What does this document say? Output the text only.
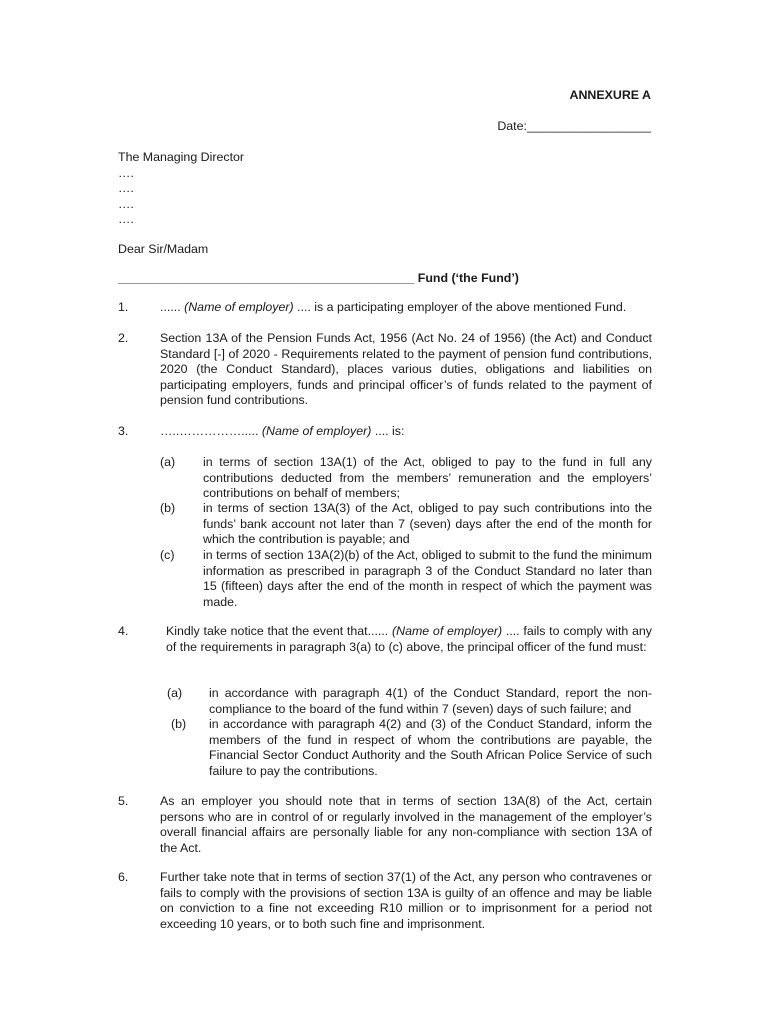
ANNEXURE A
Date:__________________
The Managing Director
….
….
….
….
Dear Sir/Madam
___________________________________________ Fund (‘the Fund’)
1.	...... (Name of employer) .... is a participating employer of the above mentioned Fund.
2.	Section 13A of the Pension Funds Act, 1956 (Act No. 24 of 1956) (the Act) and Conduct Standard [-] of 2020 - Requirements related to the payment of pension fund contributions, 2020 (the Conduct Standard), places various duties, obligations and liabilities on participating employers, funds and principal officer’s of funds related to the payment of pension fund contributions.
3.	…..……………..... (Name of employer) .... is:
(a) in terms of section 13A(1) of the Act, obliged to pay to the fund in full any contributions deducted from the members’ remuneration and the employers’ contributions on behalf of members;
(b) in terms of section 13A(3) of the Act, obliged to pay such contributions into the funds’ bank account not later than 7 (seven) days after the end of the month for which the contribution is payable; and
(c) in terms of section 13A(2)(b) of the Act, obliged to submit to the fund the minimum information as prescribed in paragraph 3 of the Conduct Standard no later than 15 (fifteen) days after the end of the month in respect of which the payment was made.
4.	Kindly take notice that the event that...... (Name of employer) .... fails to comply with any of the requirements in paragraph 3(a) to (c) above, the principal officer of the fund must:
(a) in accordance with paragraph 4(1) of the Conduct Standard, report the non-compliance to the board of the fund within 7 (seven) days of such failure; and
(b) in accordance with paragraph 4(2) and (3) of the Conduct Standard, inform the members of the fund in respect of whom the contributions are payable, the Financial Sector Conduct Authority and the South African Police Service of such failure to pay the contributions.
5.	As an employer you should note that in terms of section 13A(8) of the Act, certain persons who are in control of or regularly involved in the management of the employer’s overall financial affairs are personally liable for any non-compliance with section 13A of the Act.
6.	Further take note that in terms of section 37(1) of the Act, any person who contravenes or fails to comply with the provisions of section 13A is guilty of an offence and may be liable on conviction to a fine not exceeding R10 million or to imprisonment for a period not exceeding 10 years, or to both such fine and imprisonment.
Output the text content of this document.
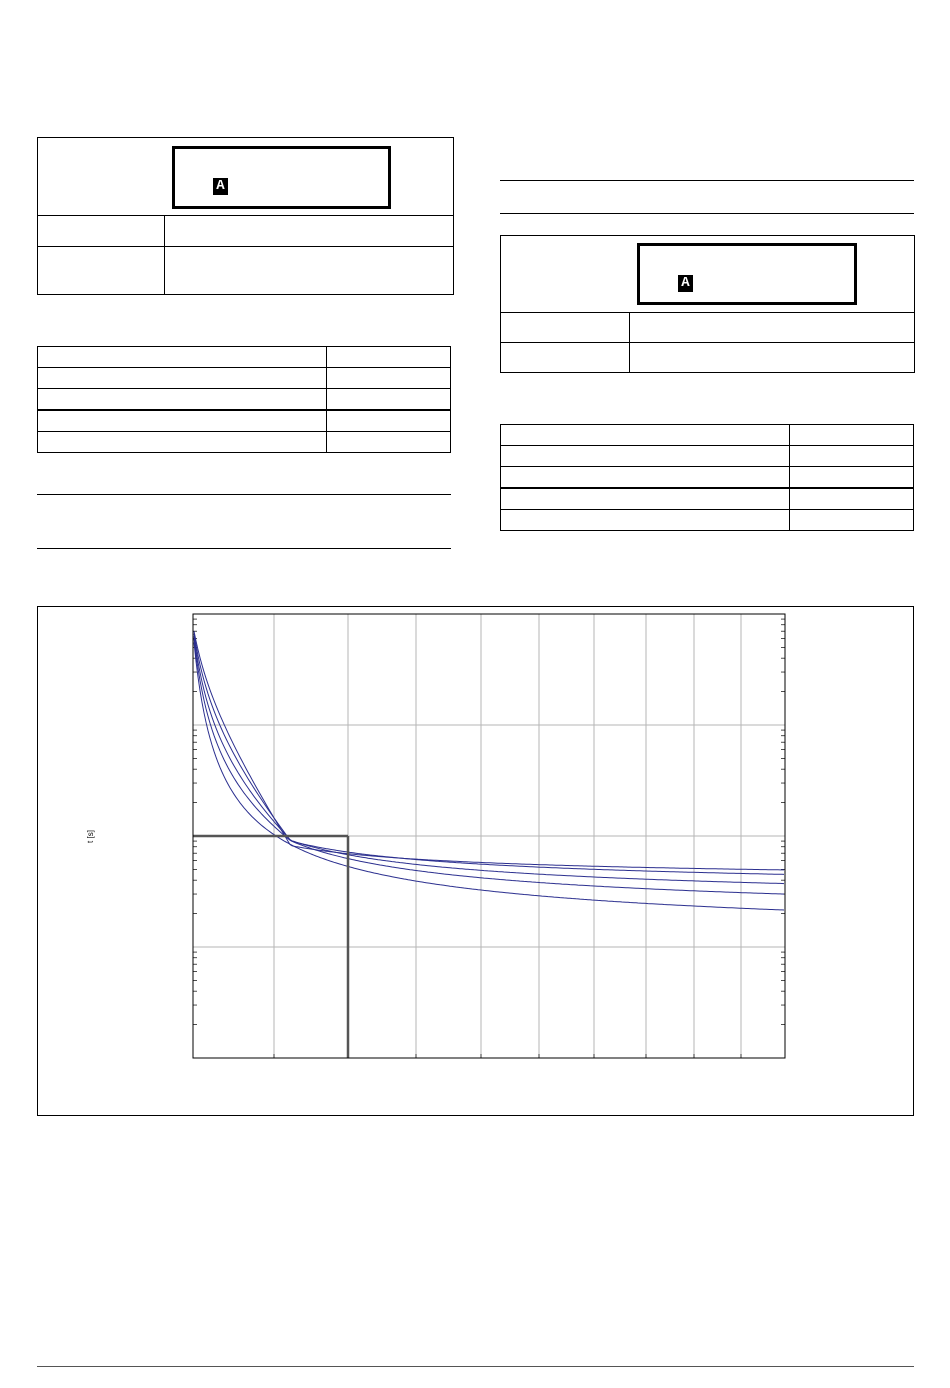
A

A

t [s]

* * *

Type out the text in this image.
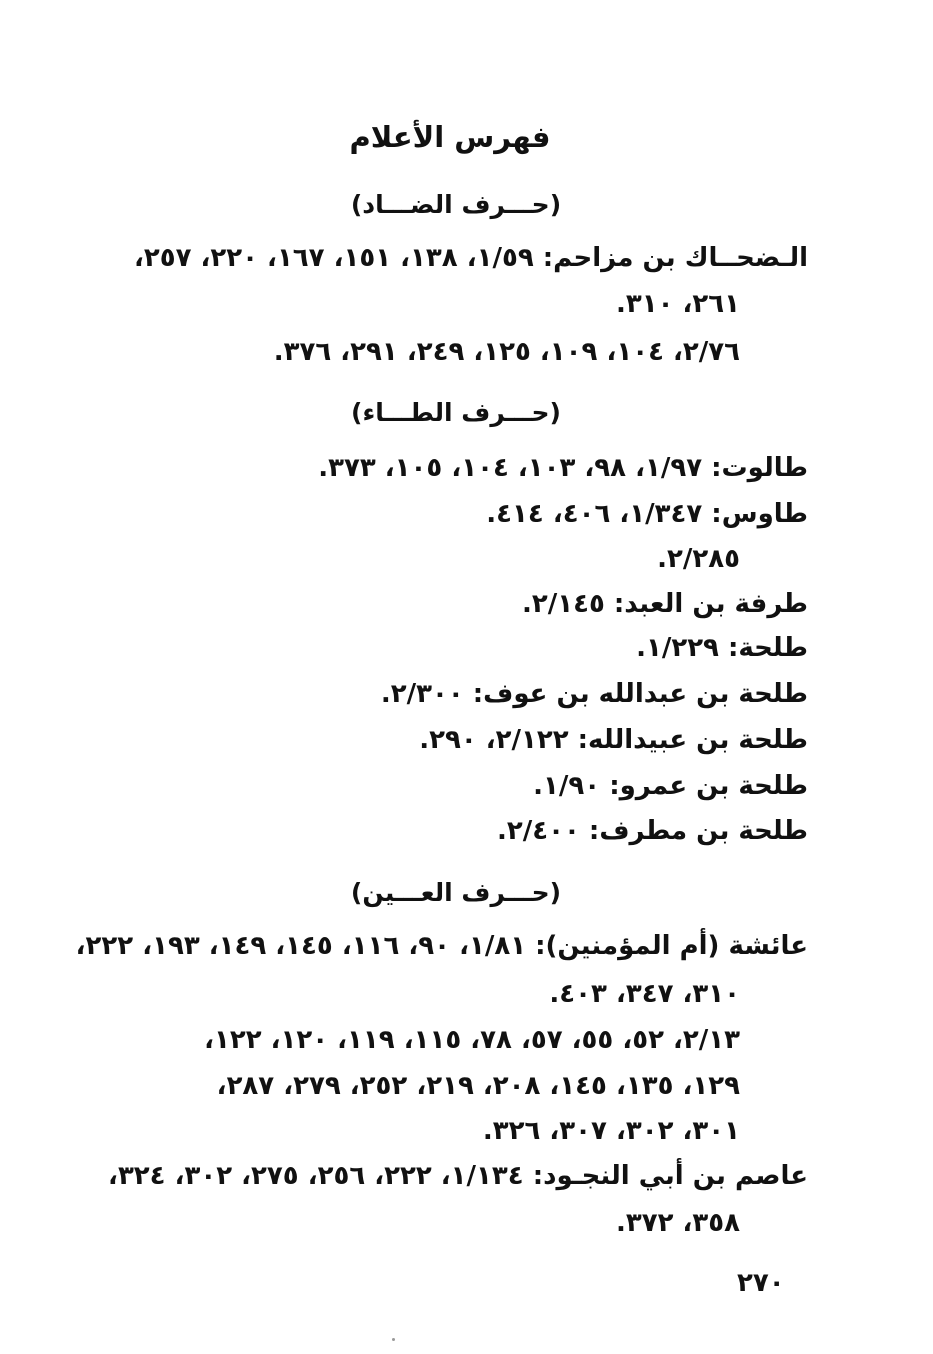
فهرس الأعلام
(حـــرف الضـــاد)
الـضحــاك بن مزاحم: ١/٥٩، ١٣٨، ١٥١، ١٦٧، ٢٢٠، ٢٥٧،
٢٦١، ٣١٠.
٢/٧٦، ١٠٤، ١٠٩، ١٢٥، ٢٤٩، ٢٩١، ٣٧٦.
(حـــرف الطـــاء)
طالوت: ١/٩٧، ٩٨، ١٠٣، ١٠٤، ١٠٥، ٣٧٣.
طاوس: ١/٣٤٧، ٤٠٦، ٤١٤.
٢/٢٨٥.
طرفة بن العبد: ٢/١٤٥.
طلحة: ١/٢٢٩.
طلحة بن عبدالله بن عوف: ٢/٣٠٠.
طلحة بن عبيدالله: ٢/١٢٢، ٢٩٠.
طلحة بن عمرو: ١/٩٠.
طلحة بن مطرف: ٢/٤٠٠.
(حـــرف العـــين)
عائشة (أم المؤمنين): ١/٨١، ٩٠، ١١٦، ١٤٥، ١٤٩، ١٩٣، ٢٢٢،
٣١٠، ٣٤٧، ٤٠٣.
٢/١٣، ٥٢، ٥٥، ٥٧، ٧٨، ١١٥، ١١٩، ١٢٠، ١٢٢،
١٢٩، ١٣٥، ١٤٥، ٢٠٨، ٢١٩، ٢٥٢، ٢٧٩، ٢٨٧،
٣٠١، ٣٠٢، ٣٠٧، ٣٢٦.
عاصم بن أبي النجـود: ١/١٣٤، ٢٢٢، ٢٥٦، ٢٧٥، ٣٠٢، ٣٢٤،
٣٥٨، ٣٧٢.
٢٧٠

## [OBJECTIVE]
List the lines of the records where "after" occurs.

## [OUTPUT FOR THIS EXERCISE]
(b) in terms of section 13A(3) of the Act, obliged to pay such contributions into the funds’ bank account not later than 7 (seven) days after the end of the month for which the contribution is payable; and
(c) in terms of section 13A(2)(b) of the Act, obliged to submit to the fund the minimum information as prescribed in paragraph 3 of the Conduct Standard no later than 15 (fifteen) days after the end of the month in respect of which the payment was made.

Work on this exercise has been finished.